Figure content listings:
——————————
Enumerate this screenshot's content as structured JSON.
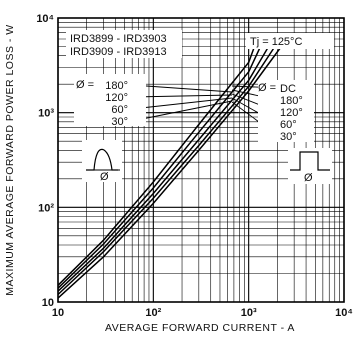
{
  "chart_data": {
    "type": "line",
    "title": "",
    "xlabel": "AVERAGE FORWARD CURRENT - A",
    "ylabel": "MAXIMUM AVERAGE FORWARD POWER LOSS - W",
    "x_scale": "log",
    "y_scale": "log",
    "xlim": [
      10,
      10000
    ],
    "ylim": [
      10,
      10000
    ],
    "grid": true,
    "x_ticks": [
      "10",
      "10²",
      "10³",
      "10⁴"
    ],
    "y_ticks": [
      "10",
      "10²",
      "10³",
      "10⁴"
    ],
    "annotations": {
      "device_line1": "IRD3899 - IRD3903",
      "device_line2": "IRD3909 - IRD3913",
      "temperature": "Tj = 125°C",
      "phi_left": "Ø =",
      "phi_right": "Ø =",
      "waveform_left_label": "Ø",
      "waveform_right_label": "Ø"
    },
    "left_group_labels": [
      "180°",
      "120°",
      "60°",
      "30°"
    ],
    "right_group_labels": [
      "DC",
      "180°",
      "120°",
      "60°",
      "30°"
    ],
    "series": [
      {
        "name": "DC",
        "x": [
          10,
          30,
          100,
          300,
          1000,
          2200
        ],
        "y": [
          11,
          30,
          110,
          400,
          1700,
          5000
        ]
      },
      {
        "name": "180°",
        "x": [
          10,
          30,
          100,
          300,
          1000,
          2000
        ],
        "y": [
          12,
          34,
          125,
          450,
          1900,
          5500
        ]
      },
      {
        "name": "120°",
        "x": [
          10,
          30,
          100,
          300,
          1000,
          1800
        ],
        "y": [
          13,
          37,
          140,
          520,
          2200,
          6000
        ]
      },
      {
        "name": "60°",
        "x": [
          10,
          30,
          100,
          300,
          1000,
          1500
        ],
        "y": [
          14,
          41,
          160,
          620,
          2700,
          6500
        ]
      },
      {
        "name": "30°",
        "x": [
          10,
          30,
          100,
          300,
          1000,
          1300
        ],
        "y": [
          15,
          45,
          185,
          750,
          3400,
          7000
        ]
      }
    ]
  }
}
——————————
GIVEN REQUEST: Repeat the material above word for word and skip every image in it.

RESULT:
Enumerate this screenshot's content as structured JSON.
{
  "chart_data": {
    "type": "line",
    "title": "",
    "xlabel": "AVERAGE FORWARD CURRENT - A",
    "ylabel": "MAXIMUM AVERAGE FORWARD POWER LOSS - W",
    "x_scale": "log",
    "y_scale": "log",
    "xlim": [
      10,
      10000
    ],
    "ylim": [
      10,
      10000
    ],
    "grid": true,
    "x_ticks": [
      "10",
      "10²",
      "10³",
      "10⁴"
    ],
    "y_ticks": [
      "10",
      "10²",
      "10³",
      "10⁴"
    ],
    "annotations": {
      "device_line1": "IRD3899 - IRD3903",
      "device_line2": "IRD3909 - IRD3913",
      "temperature": "Tj = 125°C",
      "phi_left": "Ø =",
      "phi_right": "Ø =",
      "waveform_left_label": "Ø",
      "waveform_right_label": "Ø"
    },
    "left_group_labels": [
      "180°",
      "120°",
      "60°",
      "30°"
    ],
    "right_group_labels": [
      "DC",
      "180°",
      "120°",
      "60°",
      "30°"
    ],
    "series": [
      {
        "name": "DC",
        "x": [
          10,
          30,
          100,
          300,
          1000,
          2200
        ],
        "y": [
          11,
          30,
          110,
          400,
          1700,
          5000
        ]
      },
      {
        "name": "180°",
        "x": [
          10,
          30,
          100,
          300,
          1000,
          2000
        ],
        "y": [
          12,
          34,
          125,
          450,
          1900,
          5500
        ]
      },
      {
        "name": "120°",
        "x": [
          10,
          30,
          100,
          300,
          1000,
          1800
        ],
        "y": [
          13,
          37,
          140,
          520,
          2200,
          6000
        ]
      },
      {
        "name": "60°",
        "x": [
          10,
          30,
          100,
          300,
          1000,
          1500
        ],
        "y": [
          14,
          41,
          160,
          620,
          2700,
          6500
        ]
      },
      {
        "name": "30°",
        "x": [
          10,
          30,
          100,
          300,
          1000,
          1300
        ],
        "y": [
          15,
          45,
          185,
          750,
          3400,
          7000
        ]
      }
    ]
  }
}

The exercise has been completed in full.